AIM OF THE EXERCISE: Gather up all lines that carry the word "frac".

RECORDS FOR PROCESSING:
____________________

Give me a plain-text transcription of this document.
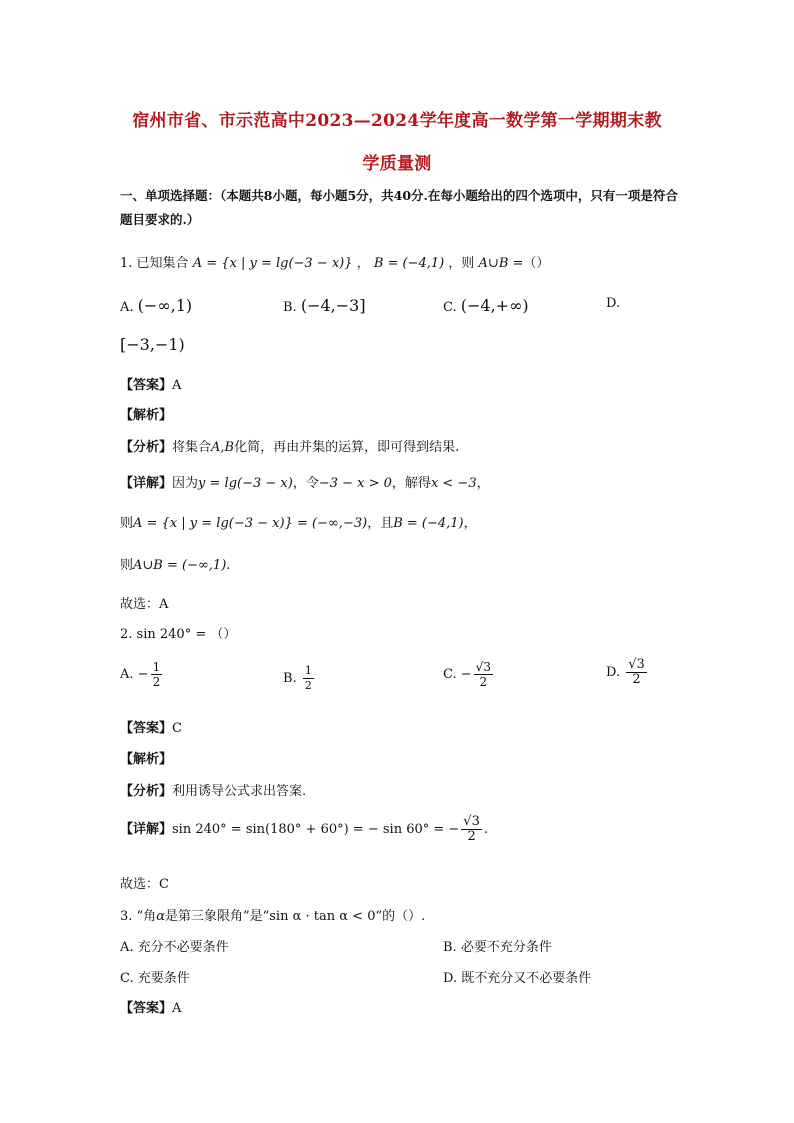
宿州市省、市示范高中2023—2024学年度高一数学第一学期期末教
学质量测
一、单项选择题：（本题共8小题，每小题5分，共40分.在每小题给出的四个选项中，只有一项是符合题目要求的.）
1. 已知集合 A = {x | y = lg(−3 − x)} ， B = (−4,1) ，则 A∪B =（）
A. (−∞,1)	B. (−4,−3]	C. (−4,+∞)	D.
[−3,−1)
【答案】A
【解析】
【分析】将集合A,B化简，再由并集的运算，即可得到结果.
【详解】因为y = lg(−3 − x)，令−3 − x > 0，解得x < −3，
则A = {x | y = lg(−3 − x)} = (−∞,−3)，且B = (−4,1)，
则A∪B = (−∞,1).
故选：A
2. sin 240° = （）
A. − $\frac{1}{2}$	B. $\frac{1}{2}$	C. − $\frac{√3}{2}$	D. $\frac{√3}{2}$
【答案】C
【解析】
【分析】利用诱导公式求出答案.
【详解】sin 240° = sin(180° + 60°) = − sin 60° = − $\frac{√3}{2}$ .
故选：C
3. “角α是第三象限角”是“sin α · tan α < 0”的（）.
A. 充分不必要条件	B. 必要不充分条件
C. 充要条件	D. 既不充分又不必要条件
【答案】A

____________________

RESULT OF THIS EXERCISE:
A. − $\frac{1}{2}$	B. $\frac{1}{2}$	C. − $\frac{√3}{2}$	D. $\frac{√3}{2}$
【详解】sin 240° = sin(180° + 60°) = − sin 60° = − $\frac{√3}{2}$ .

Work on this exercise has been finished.